LED Light Bulbs Work
The light bulb that has lit up our homes since the 1800s is officially on its way out. The inefficient incandescent, which loses most of its energy as heat, has fallen out of favor with the financially and ecologically concerned; starting in 2012, U.S. residents won't be able to buy one even if they want to [source: Linden]. The government is taking the little energy suckers off the market.
The prime replacement for the incandescent light bulb is the higher-efficiency compact fluorescent, or CFL. The CFL, though, has its own problems, primarily the inclusion of toxic mercury in the design and a strange, sometimes unpleasant color that even gives some people headaches.
Enter the LED, or light-emitting diode. LEDs have been around for many years -- they light up digital clocks, Christmas lights, flashlights and traffic signals, and they tell you when you've got a new voicemail message on your cell phone. But as far as household lighting goes, LEDs have never really taken off. Certain drawbacks have kept companies from manufacturing them in standard, replacement-size light bulb form.
In the last few years, though, these LED replacement bulbs, the kind you just screw into a lamp like you do an incandescent bulb, have become much more common -- which is to say a fair number of businesses and a handful of households are using them.
In some ways, LED light bulbs are a perfect technology. But they still have a way to go before they become the higher-efficiency bulb of choice. In this article, we'll find out why. We'll look into how they work, why they're a desirable lighting choice, and what will have to change before the rest of us start using them in our bedside lamps.
An LED is what's called a "solid-state lighting" technology, or SSL. Basically, instead of emitting light from a vacuum (as in an incandescent bulb) or a gas (as in a CFL), an SSL emits light from a piece of solid matter. In the case of a traditional LED, that piece of matter is a semiconductor.
Stated very simply, an LED produces light when electrons move around within its semiconductor structure.

++++++++++++++++++++

**WORK TASK**
In the passage on LED light bulbs, what does a solid-state lighting technology emit light from, in place of a vacuum or a gas?

**GIVEN RECORDS**
++++++++++++++++++++

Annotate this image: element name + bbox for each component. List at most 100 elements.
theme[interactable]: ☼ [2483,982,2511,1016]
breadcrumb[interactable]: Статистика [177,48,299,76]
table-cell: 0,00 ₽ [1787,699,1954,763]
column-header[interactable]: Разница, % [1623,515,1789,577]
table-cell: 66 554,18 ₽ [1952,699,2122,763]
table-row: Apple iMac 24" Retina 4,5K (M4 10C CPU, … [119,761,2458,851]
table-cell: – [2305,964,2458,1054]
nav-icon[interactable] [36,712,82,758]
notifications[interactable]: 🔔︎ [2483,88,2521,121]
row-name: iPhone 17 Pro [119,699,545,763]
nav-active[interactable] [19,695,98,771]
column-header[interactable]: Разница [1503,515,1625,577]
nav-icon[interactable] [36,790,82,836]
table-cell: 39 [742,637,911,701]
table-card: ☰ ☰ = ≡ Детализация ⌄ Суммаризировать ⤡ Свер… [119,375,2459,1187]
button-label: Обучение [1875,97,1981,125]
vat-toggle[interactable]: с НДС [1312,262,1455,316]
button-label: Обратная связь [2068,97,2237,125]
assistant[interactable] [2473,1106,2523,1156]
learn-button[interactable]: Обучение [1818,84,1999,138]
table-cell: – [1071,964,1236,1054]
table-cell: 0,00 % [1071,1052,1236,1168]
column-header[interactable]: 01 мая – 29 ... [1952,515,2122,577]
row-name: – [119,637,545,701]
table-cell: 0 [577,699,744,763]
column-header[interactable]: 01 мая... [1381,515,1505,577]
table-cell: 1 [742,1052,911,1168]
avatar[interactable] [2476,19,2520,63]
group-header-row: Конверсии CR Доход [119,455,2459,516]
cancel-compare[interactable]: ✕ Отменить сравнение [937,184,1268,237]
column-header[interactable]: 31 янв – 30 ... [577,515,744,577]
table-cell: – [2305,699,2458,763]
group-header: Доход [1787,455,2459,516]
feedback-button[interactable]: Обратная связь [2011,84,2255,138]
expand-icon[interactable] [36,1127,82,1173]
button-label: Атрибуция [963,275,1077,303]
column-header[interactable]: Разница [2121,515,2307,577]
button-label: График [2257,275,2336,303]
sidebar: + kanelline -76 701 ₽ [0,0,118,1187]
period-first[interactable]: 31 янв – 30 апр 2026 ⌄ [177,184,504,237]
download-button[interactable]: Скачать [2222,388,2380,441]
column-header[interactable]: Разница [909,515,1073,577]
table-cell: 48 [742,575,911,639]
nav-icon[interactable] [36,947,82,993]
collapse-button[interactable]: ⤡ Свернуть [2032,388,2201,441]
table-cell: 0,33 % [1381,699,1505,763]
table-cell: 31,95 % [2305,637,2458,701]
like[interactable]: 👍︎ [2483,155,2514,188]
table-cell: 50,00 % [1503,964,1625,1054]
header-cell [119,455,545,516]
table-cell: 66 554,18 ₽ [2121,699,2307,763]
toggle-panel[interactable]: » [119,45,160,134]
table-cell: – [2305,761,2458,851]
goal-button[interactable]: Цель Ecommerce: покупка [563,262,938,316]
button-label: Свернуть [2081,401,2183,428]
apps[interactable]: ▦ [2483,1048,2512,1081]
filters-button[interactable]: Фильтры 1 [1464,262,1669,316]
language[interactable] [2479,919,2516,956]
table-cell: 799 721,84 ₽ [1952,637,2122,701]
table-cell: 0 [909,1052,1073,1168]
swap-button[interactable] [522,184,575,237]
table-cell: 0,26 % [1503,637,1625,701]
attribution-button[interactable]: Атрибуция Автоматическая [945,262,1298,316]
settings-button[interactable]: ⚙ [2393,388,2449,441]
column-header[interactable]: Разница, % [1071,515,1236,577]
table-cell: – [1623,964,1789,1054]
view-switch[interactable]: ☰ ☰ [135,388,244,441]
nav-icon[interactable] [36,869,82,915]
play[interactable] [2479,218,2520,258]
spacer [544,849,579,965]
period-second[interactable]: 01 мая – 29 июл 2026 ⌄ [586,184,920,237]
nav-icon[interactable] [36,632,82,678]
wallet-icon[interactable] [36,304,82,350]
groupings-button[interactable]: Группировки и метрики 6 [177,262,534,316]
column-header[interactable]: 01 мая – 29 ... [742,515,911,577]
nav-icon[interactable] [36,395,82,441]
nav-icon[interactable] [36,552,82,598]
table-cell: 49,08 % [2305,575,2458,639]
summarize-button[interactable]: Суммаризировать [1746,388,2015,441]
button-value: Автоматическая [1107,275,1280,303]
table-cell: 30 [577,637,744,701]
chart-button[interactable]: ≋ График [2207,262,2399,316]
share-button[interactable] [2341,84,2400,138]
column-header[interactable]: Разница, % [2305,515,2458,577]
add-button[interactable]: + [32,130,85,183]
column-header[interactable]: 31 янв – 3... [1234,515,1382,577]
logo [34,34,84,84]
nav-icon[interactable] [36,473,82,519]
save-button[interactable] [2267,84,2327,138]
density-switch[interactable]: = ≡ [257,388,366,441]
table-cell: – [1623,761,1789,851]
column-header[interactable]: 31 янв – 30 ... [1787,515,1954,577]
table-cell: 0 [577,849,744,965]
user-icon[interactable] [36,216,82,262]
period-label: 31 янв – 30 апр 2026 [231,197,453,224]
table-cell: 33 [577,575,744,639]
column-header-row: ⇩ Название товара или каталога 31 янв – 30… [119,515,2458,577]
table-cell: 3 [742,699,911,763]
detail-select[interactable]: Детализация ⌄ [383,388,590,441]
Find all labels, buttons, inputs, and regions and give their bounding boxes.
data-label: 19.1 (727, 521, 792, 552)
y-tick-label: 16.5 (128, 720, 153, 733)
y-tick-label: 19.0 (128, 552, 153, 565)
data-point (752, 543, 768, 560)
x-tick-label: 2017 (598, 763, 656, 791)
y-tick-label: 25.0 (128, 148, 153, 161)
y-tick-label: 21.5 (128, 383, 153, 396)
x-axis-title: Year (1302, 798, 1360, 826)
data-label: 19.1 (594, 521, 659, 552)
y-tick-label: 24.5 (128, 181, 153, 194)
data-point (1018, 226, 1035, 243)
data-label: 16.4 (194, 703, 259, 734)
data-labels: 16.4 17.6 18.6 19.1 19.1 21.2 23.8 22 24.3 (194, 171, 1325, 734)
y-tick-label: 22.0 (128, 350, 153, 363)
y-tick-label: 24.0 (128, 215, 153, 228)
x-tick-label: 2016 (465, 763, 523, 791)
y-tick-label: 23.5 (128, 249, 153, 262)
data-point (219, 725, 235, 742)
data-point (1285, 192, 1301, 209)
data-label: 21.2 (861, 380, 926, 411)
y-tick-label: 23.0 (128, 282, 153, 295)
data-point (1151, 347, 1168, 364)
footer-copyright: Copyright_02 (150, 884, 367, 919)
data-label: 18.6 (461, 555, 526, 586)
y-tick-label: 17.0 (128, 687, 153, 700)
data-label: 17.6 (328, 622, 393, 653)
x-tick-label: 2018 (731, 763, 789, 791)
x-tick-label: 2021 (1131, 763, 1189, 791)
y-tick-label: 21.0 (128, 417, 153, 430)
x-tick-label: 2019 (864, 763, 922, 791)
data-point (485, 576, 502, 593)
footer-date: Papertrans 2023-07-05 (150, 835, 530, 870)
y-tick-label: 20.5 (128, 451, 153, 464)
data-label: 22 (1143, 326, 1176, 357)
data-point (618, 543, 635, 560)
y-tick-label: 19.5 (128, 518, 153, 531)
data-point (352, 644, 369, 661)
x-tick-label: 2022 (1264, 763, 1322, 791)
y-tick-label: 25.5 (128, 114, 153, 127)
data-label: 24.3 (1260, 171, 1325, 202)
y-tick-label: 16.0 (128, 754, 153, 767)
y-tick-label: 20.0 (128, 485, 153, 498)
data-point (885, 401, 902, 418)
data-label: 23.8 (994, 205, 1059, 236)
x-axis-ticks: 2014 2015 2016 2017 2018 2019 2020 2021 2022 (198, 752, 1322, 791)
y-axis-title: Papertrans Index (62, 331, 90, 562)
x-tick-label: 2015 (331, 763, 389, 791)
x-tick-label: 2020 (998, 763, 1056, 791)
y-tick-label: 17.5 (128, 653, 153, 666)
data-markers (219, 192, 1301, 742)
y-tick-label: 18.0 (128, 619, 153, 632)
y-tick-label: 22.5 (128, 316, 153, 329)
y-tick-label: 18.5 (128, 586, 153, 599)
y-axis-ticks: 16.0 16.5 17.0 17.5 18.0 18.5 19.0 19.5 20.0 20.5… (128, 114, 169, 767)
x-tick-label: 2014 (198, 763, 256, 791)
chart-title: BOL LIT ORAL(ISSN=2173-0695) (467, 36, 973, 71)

++++++++++++++++++++

**ANSWER SECTION**
A piece of solid matter, which in a traditional LED is a semiconductor.